Short task: Leave out the pictures and copy each record below exactly.

## Start

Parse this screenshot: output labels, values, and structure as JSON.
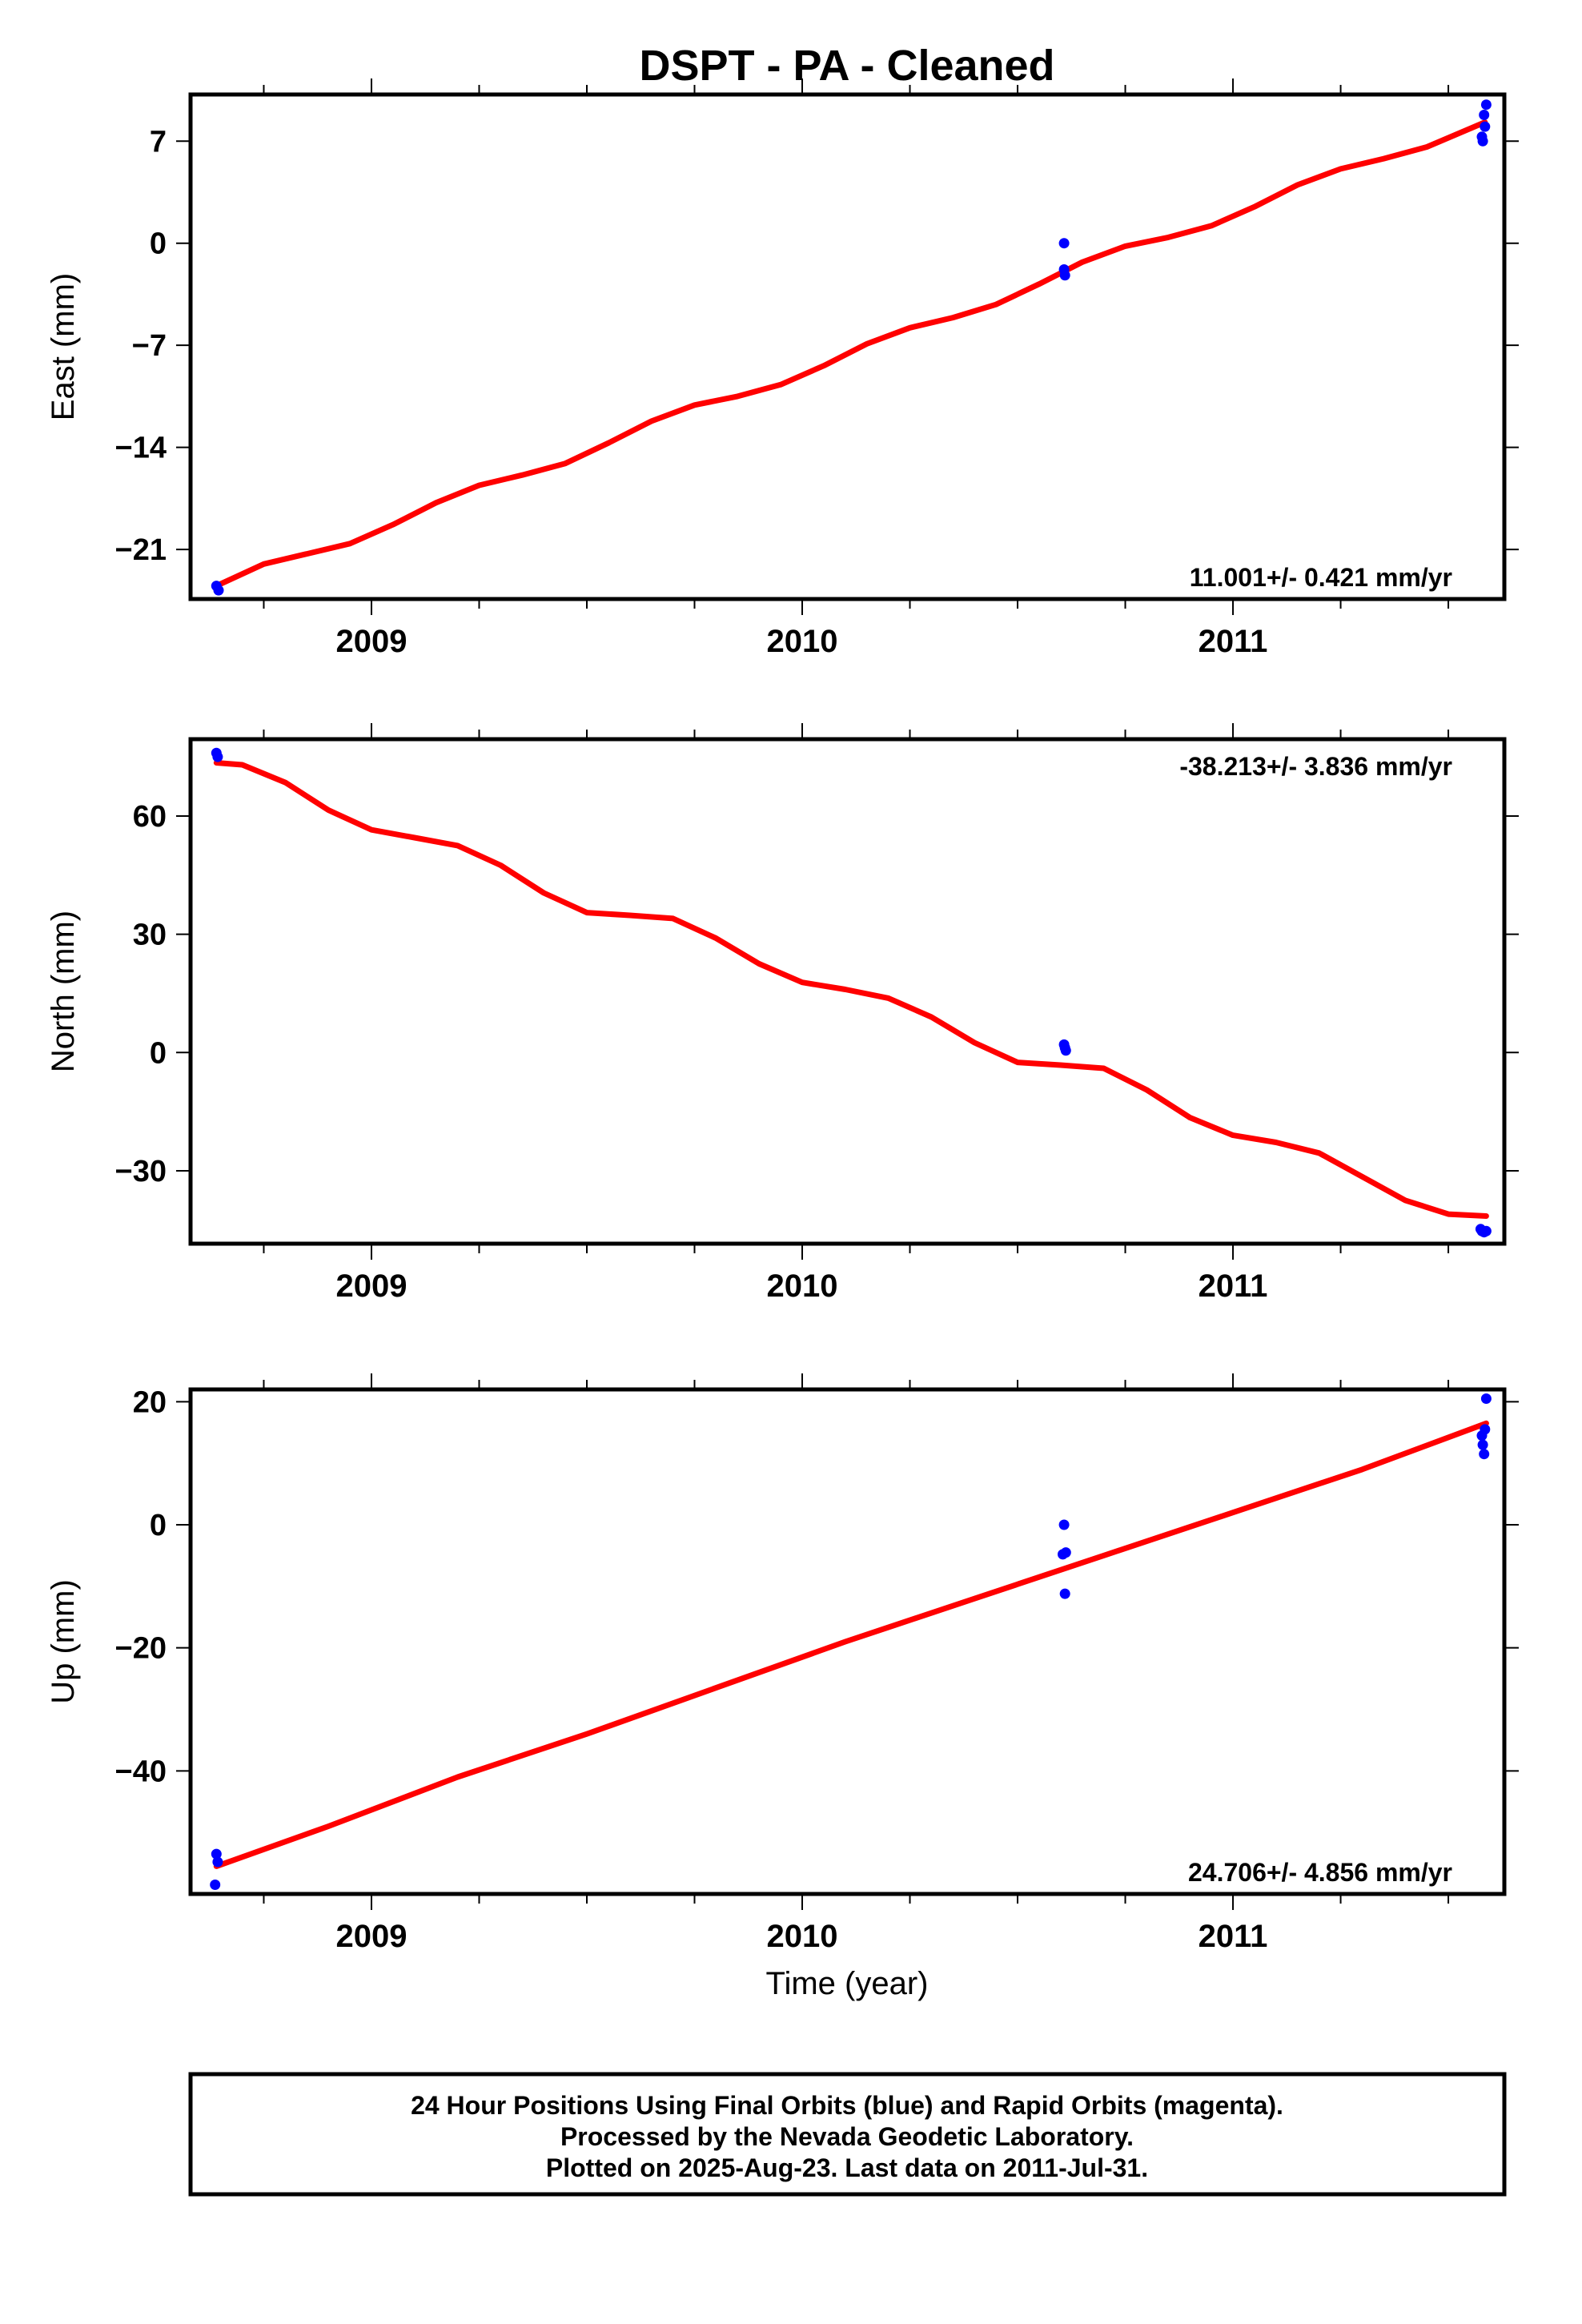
{
  "title": "DSPT  - PA - Cleaned",
  "xlabel": "Time (year)",
  "footer": {
    "line1": "24 Hour Positions Using Final Orbits (blue) and Rapid Orbits (magenta).",
    "line2": "Processed by the Nevada Geodetic Laboratory.",
    "line3": "Plotted on 2025-Aug-23. Last data on 2011-Jul-31."
  },
  "colors": {
    "data": "#0000ff",
    "fit": "#ff0000",
    "axes": "#000000"
  },
  "chart_data": [
    {
      "type": "scatter",
      "ylabel": "East (mm)",
      "rate": "11.001+/- 0.421 mm/yr",
      "rate_position": "bottom-right",
      "xlim": [
        2008.58,
        2011.63
      ],
      "ylim": [
        -24.4,
        10.2
      ],
      "xticks": [
        2009,
        2010,
        2011
      ],
      "yticks": [
        7,
        0,
        -7,
        -14,
        -21
      ],
      "ytick_labels": [
        "7",
        "0",
        "−7",
        "−14",
        "−21"
      ],
      "points": [
        [
          2008.64,
          -23.5
        ],
        [
          2008.645,
          -23.8
        ],
        [
          2010.608,
          0.0
        ],
        [
          2010.608,
          -1.8
        ],
        [
          2010.61,
          -2.2
        ],
        [
          2011.578,
          7.3
        ],
        [
          2011.58,
          7.0
        ],
        [
          2011.583,
          8.8
        ],
        [
          2011.585,
          8.0
        ],
        [
          2011.588,
          9.5
        ]
      ],
      "fit": [
        [
          2008.64,
          -23.5
        ],
        [
          2008.75,
          -22.0
        ],
        [
          2008.85,
          -21.3
        ],
        [
          2008.95,
          -20.6
        ],
        [
          2009.05,
          -19.3
        ],
        [
          2009.15,
          -17.8
        ],
        [
          2009.25,
          -16.6
        ],
        [
          2009.35,
          -15.9
        ],
        [
          2009.45,
          -15.1
        ],
        [
          2009.55,
          -13.7
        ],
        [
          2009.65,
          -12.2
        ],
        [
          2009.75,
          -11.1
        ],
        [
          2009.85,
          -10.5
        ],
        [
          2009.95,
          -9.7
        ],
        [
          2010.05,
          -8.4
        ],
        [
          2010.15,
          -6.9
        ],
        [
          2010.25,
          -5.8
        ],
        [
          2010.35,
          -5.1
        ],
        [
          2010.45,
          -4.2
        ],
        [
          2010.55,
          -2.8
        ],
        [
          2010.65,
          -1.3
        ],
        [
          2010.75,
          -0.2
        ],
        [
          2010.85,
          0.4
        ],
        [
          2010.95,
          1.2
        ],
        [
          2011.05,
          2.5
        ],
        [
          2011.15,
          4.0
        ],
        [
          2011.25,
          5.1
        ],
        [
          2011.35,
          5.8
        ],
        [
          2011.45,
          6.6
        ],
        [
          2011.585,
          8.3
        ]
      ]
    },
    {
      "type": "scatter",
      "ylabel": "North (mm)",
      "rate": "-38.213+/- 3.836 mm/yr",
      "rate_position": "top-right",
      "xlim": [
        2008.58,
        2011.63
      ],
      "ylim": [
        -48.5,
        79.5
      ],
      "xticks": [
        2009,
        2010,
        2011
      ],
      "yticks": [
        60,
        30,
        0,
        -30
      ],
      "ytick_labels": [
        "60",
        "30",
        "0",
        "−30"
      ],
      "points": [
        [
          2008.64,
          76.0
        ],
        [
          2008.643,
          75.0
        ],
        [
          2010.608,
          2.0
        ],
        [
          2010.61,
          1.2
        ],
        [
          2010.612,
          0.5
        ],
        [
          2011.575,
          -44.8
        ],
        [
          2011.578,
          -45.3
        ],
        [
          2011.583,
          -45.6
        ],
        [
          2011.588,
          -45.3
        ]
      ],
      "fit": [
        [
          2008.64,
          73.5
        ],
        [
          2008.7,
          73.0
        ],
        [
          2008.8,
          68.5
        ],
        [
          2008.9,
          61.5
        ],
        [
          2009.0,
          56.5
        ],
        [
          2009.1,
          54.5
        ],
        [
          2009.2,
          52.5
        ],
        [
          2009.3,
          47.5
        ],
        [
          2009.4,
          40.5
        ],
        [
          2009.5,
          35.5
        ],
        [
          2009.6,
          34.8
        ],
        [
          2009.7,
          34.0
        ],
        [
          2009.8,
          29.0
        ],
        [
          2009.9,
          22.5
        ],
        [
          2010.0,
          17.8
        ],
        [
          2010.1,
          16.0
        ],
        [
          2010.2,
          13.8
        ],
        [
          2010.3,
          9.0
        ],
        [
          2010.4,
          2.5
        ],
        [
          2010.5,
          -2.5
        ],
        [
          2010.6,
          -3.2
        ],
        [
          2010.7,
          -4.0
        ],
        [
          2010.8,
          -9.5
        ],
        [
          2010.9,
          -16.5
        ],
        [
          2011.0,
          -21.0
        ],
        [
          2011.1,
          -22.8
        ],
        [
          2011.2,
          -25.5
        ],
        [
          2011.3,
          -31.5
        ],
        [
          2011.4,
          -37.5
        ],
        [
          2011.5,
          -41.0
        ],
        [
          2011.588,
          -41.5
        ]
      ]
    },
    {
      "type": "scatter",
      "ylabel": "Up (mm)",
      "rate": "24.706+/- 4.856 mm/yr",
      "rate_position": "bottom-right",
      "xlim": [
        2008.58,
        2011.63
      ],
      "ylim": [
        -60,
        22
      ],
      "xticks": [
        2009,
        2010,
        2011
      ],
      "yticks": [
        20,
        0,
        -20,
        -40
      ],
      "ytick_labels": [
        "20",
        "0",
        "−20",
        "−40"
      ],
      "points": [
        [
          2008.64,
          -53.5
        ],
        [
          2008.643,
          -54.8
        ],
        [
          2008.637,
          -58.5
        ],
        [
          2010.608,
          0.0
        ],
        [
          2010.605,
          -4.8
        ],
        [
          2010.612,
          -4.5
        ],
        [
          2010.61,
          -11.2
        ],
        [
          2011.578,
          14.5
        ],
        [
          2011.58,
          13.0
        ],
        [
          2011.583,
          11.5
        ],
        [
          2011.585,
          15.5
        ],
        [
          2011.588,
          20.5
        ]
      ],
      "fit": [
        [
          2008.64,
          -55.5
        ],
        [
          2008.9,
          -49.0
        ],
        [
          2009.2,
          -41.0
        ],
        [
          2009.5,
          -34.0
        ],
        [
          2009.8,
          -26.5
        ],
        [
          2010.1,
          -19.0
        ],
        [
          2010.4,
          -12.0
        ],
        [
          2010.7,
          -5.0
        ],
        [
          2011.0,
          2.0
        ],
        [
          2011.3,
          9.0
        ],
        [
          2011.588,
          16.5
        ]
      ]
    }
  ]
}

## End

Output of the exercise:
Parse this screenshot: output labels, values, and structure as JSON.
{
  "title": "DSPT  - PA - Cleaned",
  "xlabel": "Time (year)",
  "footer": {
    "line1": "24 Hour Positions Using Final Orbits (blue) and Rapid Orbits (magenta).",
    "line2": "Processed by the Nevada Geodetic Laboratory.",
    "line3": "Plotted on 2025-Aug-23. Last data on 2011-Jul-31."
  },
  "colors": {
    "data": "#0000ff",
    "fit": "#ff0000",
    "axes": "#000000"
  },
  "chart_data": [
    {
      "type": "scatter",
      "ylabel": "East (mm)",
      "rate": "11.001+/- 0.421 mm/yr",
      "rate_position": "bottom-right",
      "xlim": [
        2008.58,
        2011.63
      ],
      "ylim": [
        -24.4,
        10.2
      ],
      "xticks": [
        2009,
        2010,
        2011
      ],
      "yticks": [
        7,
        0,
        -7,
        -14,
        -21
      ],
      "ytick_labels": [
        "7",
        "0",
        "−7",
        "−14",
        "−21"
      ],
      "points": [
        [
          2008.64,
          -23.5
        ],
        [
          2008.645,
          -23.8
        ],
        [
          2010.608,
          0.0
        ],
        [
          2010.608,
          -1.8
        ],
        [
          2010.61,
          -2.2
        ],
        [
          2011.578,
          7.3
        ],
        [
          2011.58,
          7.0
        ],
        [
          2011.583,
          8.8
        ],
        [
          2011.585,
          8.0
        ],
        [
          2011.588,
          9.5
        ]
      ],
      "fit": [
        [
          2008.64,
          -23.5
        ],
        [
          2008.75,
          -22.0
        ],
        [
          2008.85,
          -21.3
        ],
        [
          2008.95,
          -20.6
        ],
        [
          2009.05,
          -19.3
        ],
        [
          2009.15,
          -17.8
        ],
        [
          2009.25,
          -16.6
        ],
        [
          2009.35,
          -15.9
        ],
        [
          2009.45,
          -15.1
        ],
        [
          2009.55,
          -13.7
        ],
        [
          2009.65,
          -12.2
        ],
        [
          2009.75,
          -11.1
        ],
        [
          2009.85,
          -10.5
        ],
        [
          2009.95,
          -9.7
        ],
        [
          2010.05,
          -8.4
        ],
        [
          2010.15,
          -6.9
        ],
        [
          2010.25,
          -5.8
        ],
        [
          2010.35,
          -5.1
        ],
        [
          2010.45,
          -4.2
        ],
        [
          2010.55,
          -2.8
        ],
        [
          2010.65,
          -1.3
        ],
        [
          2010.75,
          -0.2
        ],
        [
          2010.85,
          0.4
        ],
        [
          2010.95,
          1.2
        ],
        [
          2011.05,
          2.5
        ],
        [
          2011.15,
          4.0
        ],
        [
          2011.25,
          5.1
        ],
        [
          2011.35,
          5.8
        ],
        [
          2011.45,
          6.6
        ],
        [
          2011.585,
          8.3
        ]
      ]
    },
    {
      "type": "scatter",
      "ylabel": "North (mm)",
      "rate": "-38.213+/- 3.836 mm/yr",
      "rate_position": "top-right",
      "xlim": [
        2008.58,
        2011.63
      ],
      "ylim": [
        -48.5,
        79.5
      ],
      "xticks": [
        2009,
        2010,
        2011
      ],
      "yticks": [
        60,
        30,
        0,
        -30
      ],
      "ytick_labels": [
        "60",
        "30",
        "0",
        "−30"
      ],
      "points": [
        [
          2008.64,
          76.0
        ],
        [
          2008.643,
          75.0
        ],
        [
          2010.608,
          2.0
        ],
        [
          2010.61,
          1.2
        ],
        [
          2010.612,
          0.5
        ],
        [
          2011.575,
          -44.8
        ],
        [
          2011.578,
          -45.3
        ],
        [
          2011.583,
          -45.6
        ],
        [
          2011.588,
          -45.3
        ]
      ],
      "fit": [
        [
          2008.64,
          73.5
        ],
        [
          2008.7,
          73.0
        ],
        [
          2008.8,
          68.5
        ],
        [
          2008.9,
          61.5
        ],
        [
          2009.0,
          56.5
        ],
        [
          2009.1,
          54.5
        ],
        [
          2009.2,
          52.5
        ],
        [
          2009.3,
          47.5
        ],
        [
          2009.4,
          40.5
        ],
        [
          2009.5,
          35.5
        ],
        [
          2009.6,
          34.8
        ],
        [
          2009.7,
          34.0
        ],
        [
          2009.8,
          29.0
        ],
        [
          2009.9,
          22.5
        ],
        [
          2010.0,
          17.8
        ],
        [
          2010.1,
          16.0
        ],
        [
          2010.2,
          13.8
        ],
        [
          2010.3,
          9.0
        ],
        [
          2010.4,
          2.5
        ],
        [
          2010.5,
          -2.5
        ],
        [
          2010.6,
          -3.2
        ],
        [
          2010.7,
          -4.0
        ],
        [
          2010.8,
          -9.5
        ],
        [
          2010.9,
          -16.5
        ],
        [
          2011.0,
          -21.0
        ],
        [
          2011.1,
          -22.8
        ],
        [
          2011.2,
          -25.5
        ],
        [
          2011.3,
          -31.5
        ],
        [
          2011.4,
          -37.5
        ],
        [
          2011.5,
          -41.0
        ],
        [
          2011.588,
          -41.5
        ]
      ]
    },
    {
      "type": "scatter",
      "ylabel": "Up (mm)",
      "rate": "24.706+/- 4.856 mm/yr",
      "rate_position": "bottom-right",
      "xlim": [
        2008.58,
        2011.63
      ],
      "ylim": [
        -60,
        22
      ],
      "xticks": [
        2009,
        2010,
        2011
      ],
      "yticks": [
        20,
        0,
        -20,
        -40
      ],
      "ytick_labels": [
        "20",
        "0",
        "−20",
        "−40"
      ],
      "points": [
        [
          2008.64,
          -53.5
        ],
        [
          2008.643,
          -54.8
        ],
        [
          2008.637,
          -58.5
        ],
        [
          2010.608,
          0.0
        ],
        [
          2010.605,
          -4.8
        ],
        [
          2010.612,
          -4.5
        ],
        [
          2010.61,
          -11.2
        ],
        [
          2011.578,
          14.5
        ],
        [
          2011.58,
          13.0
        ],
        [
          2011.583,
          11.5
        ],
        [
          2011.585,
          15.5
        ],
        [
          2011.588,
          20.5
        ]
      ],
      "fit": [
        [
          2008.64,
          -55.5
        ],
        [
          2008.9,
          -49.0
        ],
        [
          2009.2,
          -41.0
        ],
        [
          2009.5,
          -34.0
        ],
        [
          2009.8,
          -26.5
        ],
        [
          2010.1,
          -19.0
        ],
        [
          2010.4,
          -12.0
        ],
        [
          2010.7,
          -5.0
        ],
        [
          2011.0,
          2.0
        ],
        [
          2011.3,
          9.0
        ],
        [
          2011.588,
          16.5
        ]
      ]
    }
  ]
}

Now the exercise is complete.